■ **Stored records**
(begin)
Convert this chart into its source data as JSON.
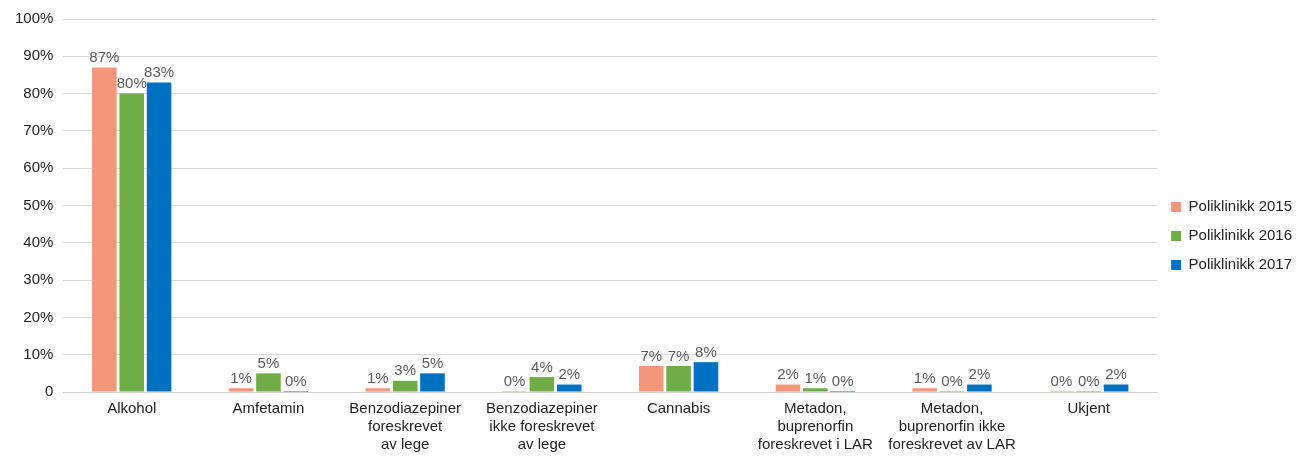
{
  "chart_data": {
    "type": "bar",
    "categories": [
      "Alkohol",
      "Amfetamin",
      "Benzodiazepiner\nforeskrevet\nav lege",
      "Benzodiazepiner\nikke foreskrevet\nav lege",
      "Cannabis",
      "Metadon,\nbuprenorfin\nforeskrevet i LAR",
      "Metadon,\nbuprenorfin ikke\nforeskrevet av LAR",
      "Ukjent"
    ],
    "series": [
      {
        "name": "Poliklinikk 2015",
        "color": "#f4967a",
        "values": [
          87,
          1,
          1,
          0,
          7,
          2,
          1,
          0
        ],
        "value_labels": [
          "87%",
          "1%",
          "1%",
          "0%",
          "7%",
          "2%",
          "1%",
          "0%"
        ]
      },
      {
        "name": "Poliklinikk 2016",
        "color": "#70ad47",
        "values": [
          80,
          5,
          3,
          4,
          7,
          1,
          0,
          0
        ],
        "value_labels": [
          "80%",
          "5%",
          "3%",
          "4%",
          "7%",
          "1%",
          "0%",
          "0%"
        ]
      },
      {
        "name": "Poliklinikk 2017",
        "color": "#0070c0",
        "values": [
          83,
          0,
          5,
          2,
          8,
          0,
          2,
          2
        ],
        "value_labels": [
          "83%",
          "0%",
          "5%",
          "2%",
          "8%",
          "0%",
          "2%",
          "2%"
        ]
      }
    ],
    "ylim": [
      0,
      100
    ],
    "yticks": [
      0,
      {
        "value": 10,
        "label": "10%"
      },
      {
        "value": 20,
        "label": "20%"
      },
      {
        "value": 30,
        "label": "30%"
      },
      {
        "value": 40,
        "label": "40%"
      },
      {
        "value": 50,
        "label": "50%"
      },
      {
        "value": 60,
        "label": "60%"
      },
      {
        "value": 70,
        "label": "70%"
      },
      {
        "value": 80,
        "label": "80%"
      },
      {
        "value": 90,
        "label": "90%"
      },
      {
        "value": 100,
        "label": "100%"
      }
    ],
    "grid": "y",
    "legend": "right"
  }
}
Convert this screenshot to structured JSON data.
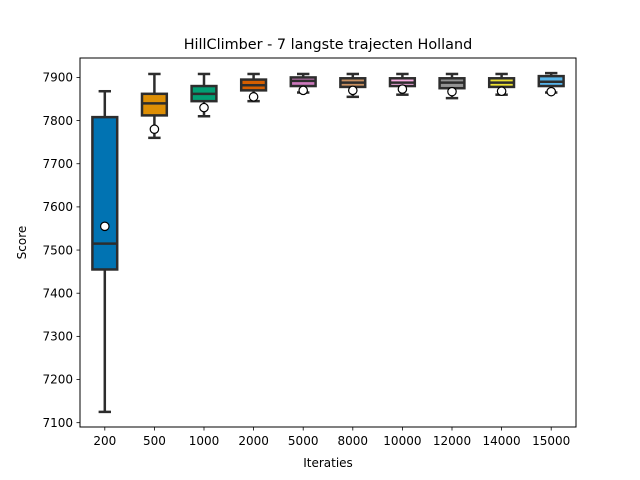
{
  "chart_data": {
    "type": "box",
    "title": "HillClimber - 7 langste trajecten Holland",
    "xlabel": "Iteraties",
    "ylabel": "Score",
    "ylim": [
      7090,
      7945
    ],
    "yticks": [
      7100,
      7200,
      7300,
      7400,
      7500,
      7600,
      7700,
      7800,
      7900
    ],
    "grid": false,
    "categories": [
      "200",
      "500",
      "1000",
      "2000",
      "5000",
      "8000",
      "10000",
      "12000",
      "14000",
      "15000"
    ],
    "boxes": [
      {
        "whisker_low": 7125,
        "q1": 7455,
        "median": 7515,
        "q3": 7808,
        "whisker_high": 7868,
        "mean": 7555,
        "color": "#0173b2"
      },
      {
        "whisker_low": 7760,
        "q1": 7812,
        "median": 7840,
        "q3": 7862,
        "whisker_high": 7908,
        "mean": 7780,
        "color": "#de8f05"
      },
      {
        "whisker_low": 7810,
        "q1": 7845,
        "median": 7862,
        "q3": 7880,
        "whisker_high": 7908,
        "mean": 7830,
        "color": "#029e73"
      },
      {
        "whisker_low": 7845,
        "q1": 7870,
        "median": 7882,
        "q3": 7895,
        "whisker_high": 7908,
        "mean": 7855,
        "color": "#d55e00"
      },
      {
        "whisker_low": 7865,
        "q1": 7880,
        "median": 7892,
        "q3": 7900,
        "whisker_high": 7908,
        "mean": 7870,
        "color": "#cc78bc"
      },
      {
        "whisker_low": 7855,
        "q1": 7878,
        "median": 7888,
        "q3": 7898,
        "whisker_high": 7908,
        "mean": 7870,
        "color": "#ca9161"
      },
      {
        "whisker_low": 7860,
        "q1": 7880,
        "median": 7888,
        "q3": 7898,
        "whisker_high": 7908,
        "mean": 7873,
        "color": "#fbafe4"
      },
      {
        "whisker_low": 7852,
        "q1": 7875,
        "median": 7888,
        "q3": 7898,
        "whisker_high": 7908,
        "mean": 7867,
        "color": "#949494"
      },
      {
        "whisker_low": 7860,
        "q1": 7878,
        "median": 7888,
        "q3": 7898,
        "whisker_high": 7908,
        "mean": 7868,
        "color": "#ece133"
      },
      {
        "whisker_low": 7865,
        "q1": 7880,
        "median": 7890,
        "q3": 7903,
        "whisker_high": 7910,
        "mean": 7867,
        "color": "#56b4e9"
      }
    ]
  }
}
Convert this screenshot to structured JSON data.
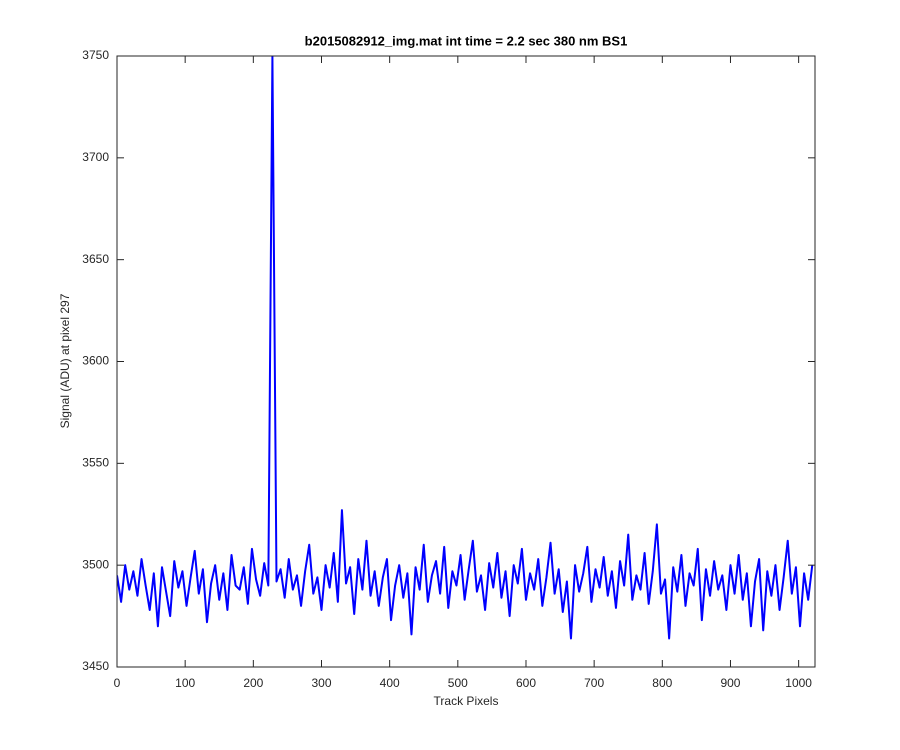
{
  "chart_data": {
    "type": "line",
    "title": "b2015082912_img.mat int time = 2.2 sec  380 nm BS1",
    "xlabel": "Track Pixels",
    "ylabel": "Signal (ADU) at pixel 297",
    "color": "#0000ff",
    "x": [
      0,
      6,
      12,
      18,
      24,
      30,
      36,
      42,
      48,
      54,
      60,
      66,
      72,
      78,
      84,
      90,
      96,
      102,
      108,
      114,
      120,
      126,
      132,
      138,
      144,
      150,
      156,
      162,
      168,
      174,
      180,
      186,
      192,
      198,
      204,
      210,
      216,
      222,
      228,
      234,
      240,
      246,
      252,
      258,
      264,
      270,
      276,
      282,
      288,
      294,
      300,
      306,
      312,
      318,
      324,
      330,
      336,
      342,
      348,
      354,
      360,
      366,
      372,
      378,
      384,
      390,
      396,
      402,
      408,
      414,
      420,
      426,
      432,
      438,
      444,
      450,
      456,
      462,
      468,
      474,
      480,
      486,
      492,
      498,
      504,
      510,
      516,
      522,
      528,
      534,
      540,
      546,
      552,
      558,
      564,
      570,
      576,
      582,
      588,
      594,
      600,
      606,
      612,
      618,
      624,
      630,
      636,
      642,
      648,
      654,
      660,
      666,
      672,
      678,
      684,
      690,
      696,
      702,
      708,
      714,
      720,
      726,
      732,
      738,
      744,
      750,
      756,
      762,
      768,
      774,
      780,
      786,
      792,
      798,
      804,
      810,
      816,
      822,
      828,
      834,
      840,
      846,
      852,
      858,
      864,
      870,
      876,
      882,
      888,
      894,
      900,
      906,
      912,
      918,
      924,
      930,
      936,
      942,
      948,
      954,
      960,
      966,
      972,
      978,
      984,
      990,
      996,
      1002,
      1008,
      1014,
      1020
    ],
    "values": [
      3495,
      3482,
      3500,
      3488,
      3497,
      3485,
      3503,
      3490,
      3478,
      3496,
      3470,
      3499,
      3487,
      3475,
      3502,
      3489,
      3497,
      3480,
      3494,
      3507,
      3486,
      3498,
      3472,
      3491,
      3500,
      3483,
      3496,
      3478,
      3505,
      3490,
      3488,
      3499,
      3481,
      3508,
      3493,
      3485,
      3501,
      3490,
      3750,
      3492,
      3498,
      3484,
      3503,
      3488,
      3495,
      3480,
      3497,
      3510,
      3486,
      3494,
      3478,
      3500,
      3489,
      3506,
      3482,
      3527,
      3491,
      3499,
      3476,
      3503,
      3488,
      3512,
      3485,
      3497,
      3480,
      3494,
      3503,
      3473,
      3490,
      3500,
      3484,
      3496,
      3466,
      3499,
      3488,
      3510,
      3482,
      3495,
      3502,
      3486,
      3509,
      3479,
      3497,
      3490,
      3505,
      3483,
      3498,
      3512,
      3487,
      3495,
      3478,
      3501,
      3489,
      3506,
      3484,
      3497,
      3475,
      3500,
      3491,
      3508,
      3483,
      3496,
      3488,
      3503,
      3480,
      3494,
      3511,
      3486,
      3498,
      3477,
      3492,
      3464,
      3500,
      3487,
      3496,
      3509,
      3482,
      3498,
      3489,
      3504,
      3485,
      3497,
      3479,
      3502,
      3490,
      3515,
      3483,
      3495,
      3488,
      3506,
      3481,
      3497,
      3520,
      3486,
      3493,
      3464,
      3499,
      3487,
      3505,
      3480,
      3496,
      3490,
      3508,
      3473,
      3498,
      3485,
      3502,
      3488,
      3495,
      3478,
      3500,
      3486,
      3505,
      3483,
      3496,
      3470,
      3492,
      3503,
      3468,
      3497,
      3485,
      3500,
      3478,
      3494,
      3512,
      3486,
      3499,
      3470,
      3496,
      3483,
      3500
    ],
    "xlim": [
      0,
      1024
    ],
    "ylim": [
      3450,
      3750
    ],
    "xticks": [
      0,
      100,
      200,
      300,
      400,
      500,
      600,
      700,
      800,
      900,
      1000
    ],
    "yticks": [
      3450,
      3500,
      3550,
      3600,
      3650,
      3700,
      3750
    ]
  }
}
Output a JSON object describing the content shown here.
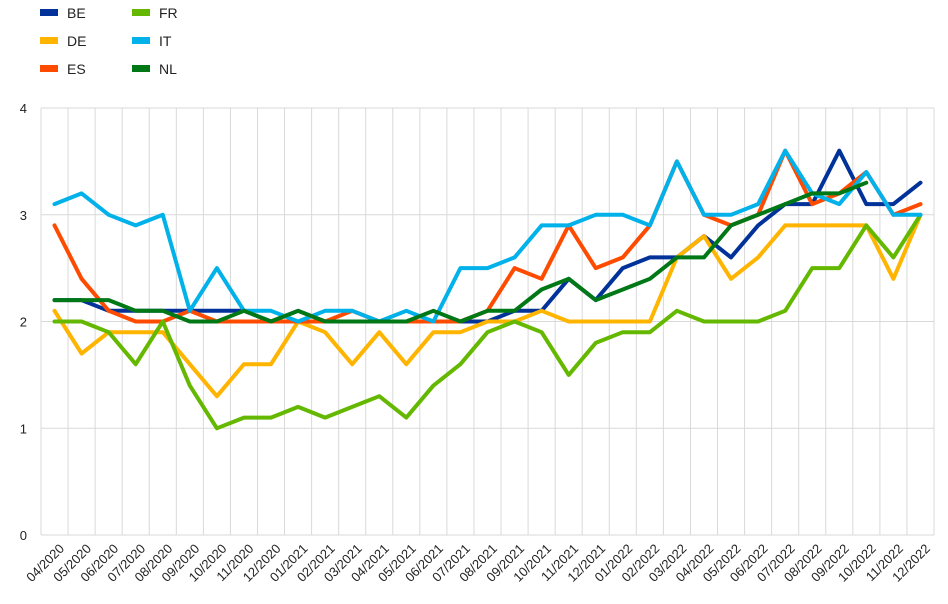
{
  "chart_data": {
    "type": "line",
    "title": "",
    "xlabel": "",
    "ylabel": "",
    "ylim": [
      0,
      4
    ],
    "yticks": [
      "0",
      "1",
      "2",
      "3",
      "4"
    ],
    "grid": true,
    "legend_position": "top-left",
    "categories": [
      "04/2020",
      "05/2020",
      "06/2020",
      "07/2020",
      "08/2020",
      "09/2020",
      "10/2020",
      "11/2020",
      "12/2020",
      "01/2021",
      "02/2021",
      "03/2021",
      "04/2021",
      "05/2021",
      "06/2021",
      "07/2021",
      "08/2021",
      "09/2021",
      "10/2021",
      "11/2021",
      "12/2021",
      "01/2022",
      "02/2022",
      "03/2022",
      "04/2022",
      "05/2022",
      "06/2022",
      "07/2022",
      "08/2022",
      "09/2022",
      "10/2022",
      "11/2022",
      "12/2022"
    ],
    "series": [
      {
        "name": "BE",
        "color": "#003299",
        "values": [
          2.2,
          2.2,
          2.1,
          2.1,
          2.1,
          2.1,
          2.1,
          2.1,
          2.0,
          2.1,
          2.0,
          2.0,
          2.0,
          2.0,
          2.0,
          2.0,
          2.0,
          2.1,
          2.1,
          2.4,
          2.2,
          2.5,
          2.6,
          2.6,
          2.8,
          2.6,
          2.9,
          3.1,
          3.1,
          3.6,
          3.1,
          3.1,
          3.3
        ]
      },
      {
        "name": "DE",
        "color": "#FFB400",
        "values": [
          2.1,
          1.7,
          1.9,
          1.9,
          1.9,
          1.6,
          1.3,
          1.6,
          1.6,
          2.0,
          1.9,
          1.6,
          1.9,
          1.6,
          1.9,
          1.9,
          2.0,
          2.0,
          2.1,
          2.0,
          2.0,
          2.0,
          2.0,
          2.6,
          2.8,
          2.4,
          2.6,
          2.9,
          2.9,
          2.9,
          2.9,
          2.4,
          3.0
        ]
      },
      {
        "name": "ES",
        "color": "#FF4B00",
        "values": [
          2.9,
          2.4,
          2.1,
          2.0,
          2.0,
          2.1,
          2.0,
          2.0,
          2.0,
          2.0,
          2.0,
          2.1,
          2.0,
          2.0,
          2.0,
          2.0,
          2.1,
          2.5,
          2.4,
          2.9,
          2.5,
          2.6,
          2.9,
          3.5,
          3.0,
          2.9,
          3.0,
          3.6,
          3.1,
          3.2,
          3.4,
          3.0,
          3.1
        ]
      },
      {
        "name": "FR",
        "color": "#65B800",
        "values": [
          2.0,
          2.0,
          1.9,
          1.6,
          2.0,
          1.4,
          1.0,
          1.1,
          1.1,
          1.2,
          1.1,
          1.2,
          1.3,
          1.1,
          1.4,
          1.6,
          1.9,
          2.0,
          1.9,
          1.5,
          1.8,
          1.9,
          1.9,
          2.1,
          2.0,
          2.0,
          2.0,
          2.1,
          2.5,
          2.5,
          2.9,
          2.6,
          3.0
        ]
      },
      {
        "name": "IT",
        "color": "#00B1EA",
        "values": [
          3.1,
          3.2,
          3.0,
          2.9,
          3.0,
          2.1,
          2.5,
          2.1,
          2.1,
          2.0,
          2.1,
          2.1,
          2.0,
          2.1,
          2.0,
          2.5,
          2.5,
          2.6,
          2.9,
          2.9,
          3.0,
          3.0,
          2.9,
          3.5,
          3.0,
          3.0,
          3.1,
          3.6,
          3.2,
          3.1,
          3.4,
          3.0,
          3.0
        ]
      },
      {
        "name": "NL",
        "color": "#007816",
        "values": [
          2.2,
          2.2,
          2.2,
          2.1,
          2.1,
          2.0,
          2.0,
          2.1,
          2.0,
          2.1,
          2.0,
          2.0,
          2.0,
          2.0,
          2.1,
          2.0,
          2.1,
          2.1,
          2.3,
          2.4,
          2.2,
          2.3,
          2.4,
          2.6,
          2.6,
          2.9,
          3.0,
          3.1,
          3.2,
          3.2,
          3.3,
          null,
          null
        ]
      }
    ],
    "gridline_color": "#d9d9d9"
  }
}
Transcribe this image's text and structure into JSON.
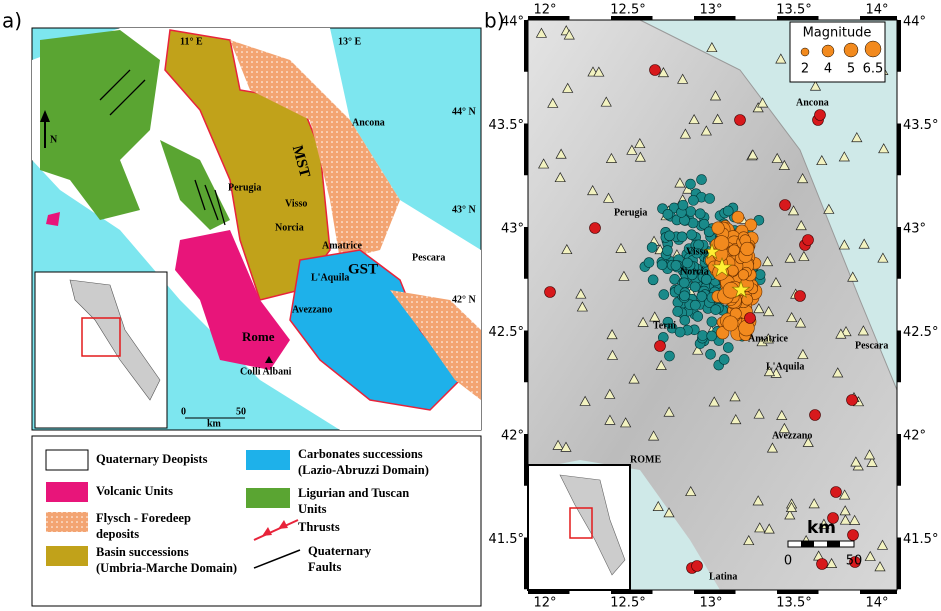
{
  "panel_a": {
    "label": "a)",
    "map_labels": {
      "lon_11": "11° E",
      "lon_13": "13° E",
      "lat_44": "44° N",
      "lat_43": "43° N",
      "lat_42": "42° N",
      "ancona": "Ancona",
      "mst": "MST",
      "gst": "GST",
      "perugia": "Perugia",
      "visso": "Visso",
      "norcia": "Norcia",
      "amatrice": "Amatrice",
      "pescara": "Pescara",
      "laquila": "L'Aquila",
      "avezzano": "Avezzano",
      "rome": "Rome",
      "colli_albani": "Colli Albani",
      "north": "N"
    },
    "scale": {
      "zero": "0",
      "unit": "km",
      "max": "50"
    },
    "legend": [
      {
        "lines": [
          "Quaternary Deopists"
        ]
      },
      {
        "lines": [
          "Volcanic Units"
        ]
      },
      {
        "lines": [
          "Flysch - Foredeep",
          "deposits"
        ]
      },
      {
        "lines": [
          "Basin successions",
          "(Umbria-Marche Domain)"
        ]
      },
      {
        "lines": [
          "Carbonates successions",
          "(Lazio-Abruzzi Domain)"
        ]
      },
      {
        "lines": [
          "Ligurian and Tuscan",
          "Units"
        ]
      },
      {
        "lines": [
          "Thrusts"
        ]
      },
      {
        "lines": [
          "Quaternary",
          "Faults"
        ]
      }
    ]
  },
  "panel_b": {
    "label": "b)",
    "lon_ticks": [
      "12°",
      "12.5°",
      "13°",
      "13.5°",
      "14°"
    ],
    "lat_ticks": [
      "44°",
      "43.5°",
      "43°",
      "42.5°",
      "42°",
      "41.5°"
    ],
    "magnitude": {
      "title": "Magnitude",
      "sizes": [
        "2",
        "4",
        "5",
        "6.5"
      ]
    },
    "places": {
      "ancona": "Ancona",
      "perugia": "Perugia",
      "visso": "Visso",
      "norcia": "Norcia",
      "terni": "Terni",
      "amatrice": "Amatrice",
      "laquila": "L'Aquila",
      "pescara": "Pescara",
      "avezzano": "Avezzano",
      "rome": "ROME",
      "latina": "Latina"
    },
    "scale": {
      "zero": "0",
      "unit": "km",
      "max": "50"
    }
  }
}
(end)
■ **Exercise task**
Scan the lines above for "Poliklinikk", then copy every one that has it.

■ **Result**
        "name": "Poliklinikk 2015",
        "name": "Poliklinikk 2016",
        "name": "Poliklinikk 2017",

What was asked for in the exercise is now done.